What is asked: Repeat the material below word for word and leave out all pictures.

Stored items from a collection:
========

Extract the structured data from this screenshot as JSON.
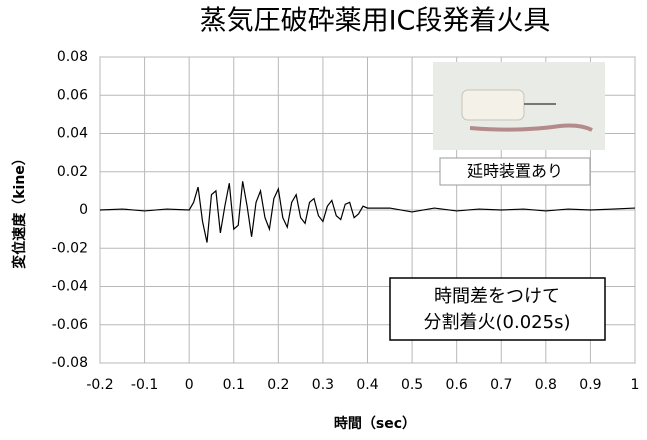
{
  "chart_data": {
    "type": "line",
    "title": "蒸気圧破砕薬用IC段発着火具",
    "title_color": "#e8141c",
    "xlabel": "時間（sec）",
    "ylabel": "変位速度（kine）",
    "annotations": [
      "延時装置あり",
      "時間差をつけて",
      "分割着火(0.025s)"
    ],
    "xlim": [
      -0.2,
      1
    ],
    "ylim": [
      -0.08,
      0.08
    ],
    "xticks": [
      -0.2,
      -0.1,
      0,
      0.1,
      0.2,
      0.3,
      0.4,
      0.5,
      0.6,
      0.7,
      0.8,
      0.9,
      1
    ],
    "yticks": [
      0.08,
      0.06,
      0.04,
      0.02,
      0,
      -0.02,
      -0.04,
      -0.06,
      -0.08
    ],
    "grid": true,
    "x": [
      -0.2,
      -0.15,
      -0.1,
      -0.05,
      0,
      0.01,
      0.02,
      0.03,
      0.04,
      0.05,
      0.06,
      0.07,
      0.08,
      0.09,
      0.1,
      0.11,
      0.12,
      0.13,
      0.14,
      0.15,
      0.16,
      0.17,
      0.18,
      0.19,
      0.2,
      0.21,
      0.22,
      0.23,
      0.24,
      0.25,
      0.26,
      0.27,
      0.28,
      0.29,
      0.3,
      0.31,
      0.32,
      0.33,
      0.34,
      0.35,
      0.36,
      0.37,
      0.38,
      0.39,
      0.4,
      0.45,
      0.5,
      0.55,
      0.6,
      0.65,
      0.7,
      0.75,
      0.8,
      0.85,
      0.9,
      0.95,
      1
    ],
    "series": [
      {
        "color": "#000000",
        "values": [
          0,
          0.0005,
          -0.0005,
          0.0005,
          0,
          0.004,
          0.012,
          -0.006,
          -0.017,
          0.008,
          0.01,
          -0.012,
          0.002,
          0.014,
          -0.01,
          -0.008,
          0.015,
          0.002,
          -0.014,
          0.004,
          0.01,
          -0.004,
          -0.01,
          0.006,
          0.011,
          -0.004,
          -0.009,
          0.004,
          0.008,
          -0.004,
          -0.007,
          0.004,
          0.006,
          -0.003,
          -0.006,
          0.002,
          0.005,
          -0.003,
          -0.005,
          0.003,
          0.004,
          -0.004,
          -0.002,
          0.002,
          0.001,
          0.001,
          -0.001,
          0.001,
          -0.0005,
          0.0005,
          0,
          0.0005,
          -0.0005,
          0.0005,
          0,
          0.0005,
          0.001
        ]
      }
    ]
  }
}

========

Expected answer:
Extract the structured data from this screenshot as JSON.
{
  "chart_data": {
    "type": "line",
    "title": "蒸気圧破砕薬用IC段発着火具",
    "title_color": "#e8141c",
    "xlabel": "時間（sec）",
    "ylabel": "変位速度（kine）",
    "annotations": [
      "延時装置あり",
      "時間差をつけて",
      "分割着火(0.025s)"
    ],
    "xlim": [
      -0.2,
      1
    ],
    "ylim": [
      -0.08,
      0.08
    ],
    "xticks": [
      -0.2,
      -0.1,
      0,
      0.1,
      0.2,
      0.3,
      0.4,
      0.5,
      0.6,
      0.7,
      0.8,
      0.9,
      1
    ],
    "yticks": [
      0.08,
      0.06,
      0.04,
      0.02,
      0,
      -0.02,
      -0.04,
      -0.06,
      -0.08
    ],
    "grid": true,
    "x": [
      -0.2,
      -0.15,
      -0.1,
      -0.05,
      0,
      0.01,
      0.02,
      0.03,
      0.04,
      0.05,
      0.06,
      0.07,
      0.08,
      0.09,
      0.1,
      0.11,
      0.12,
      0.13,
      0.14,
      0.15,
      0.16,
      0.17,
      0.18,
      0.19,
      0.2,
      0.21,
      0.22,
      0.23,
      0.24,
      0.25,
      0.26,
      0.27,
      0.28,
      0.29,
      0.3,
      0.31,
      0.32,
      0.33,
      0.34,
      0.35,
      0.36,
      0.37,
      0.38,
      0.39,
      0.4,
      0.45,
      0.5,
      0.55,
      0.6,
      0.65,
      0.7,
      0.75,
      0.8,
      0.85,
      0.9,
      0.95,
      1
    ],
    "series": [
      {
        "color": "#000000",
        "values": [
          0,
          0.0005,
          -0.0005,
          0.0005,
          0,
          0.004,
          0.012,
          -0.006,
          -0.017,
          0.008,
          0.01,
          -0.012,
          0.002,
          0.014,
          -0.01,
          -0.008,
          0.015,
          0.002,
          -0.014,
          0.004,
          0.01,
          -0.004,
          -0.01,
          0.006,
          0.011,
          -0.004,
          -0.009,
          0.004,
          0.008,
          -0.004,
          -0.007,
          0.004,
          0.006,
          -0.003,
          -0.006,
          0.002,
          0.005,
          -0.003,
          -0.005,
          0.003,
          0.004,
          -0.004,
          -0.002,
          0.002,
          0.001,
          0.001,
          -0.001,
          0.001,
          -0.0005,
          0.0005,
          0,
          0.0005,
          -0.0005,
          0.0005,
          0,
          0.0005,
          0.001
        ]
      }
    ]
  }
}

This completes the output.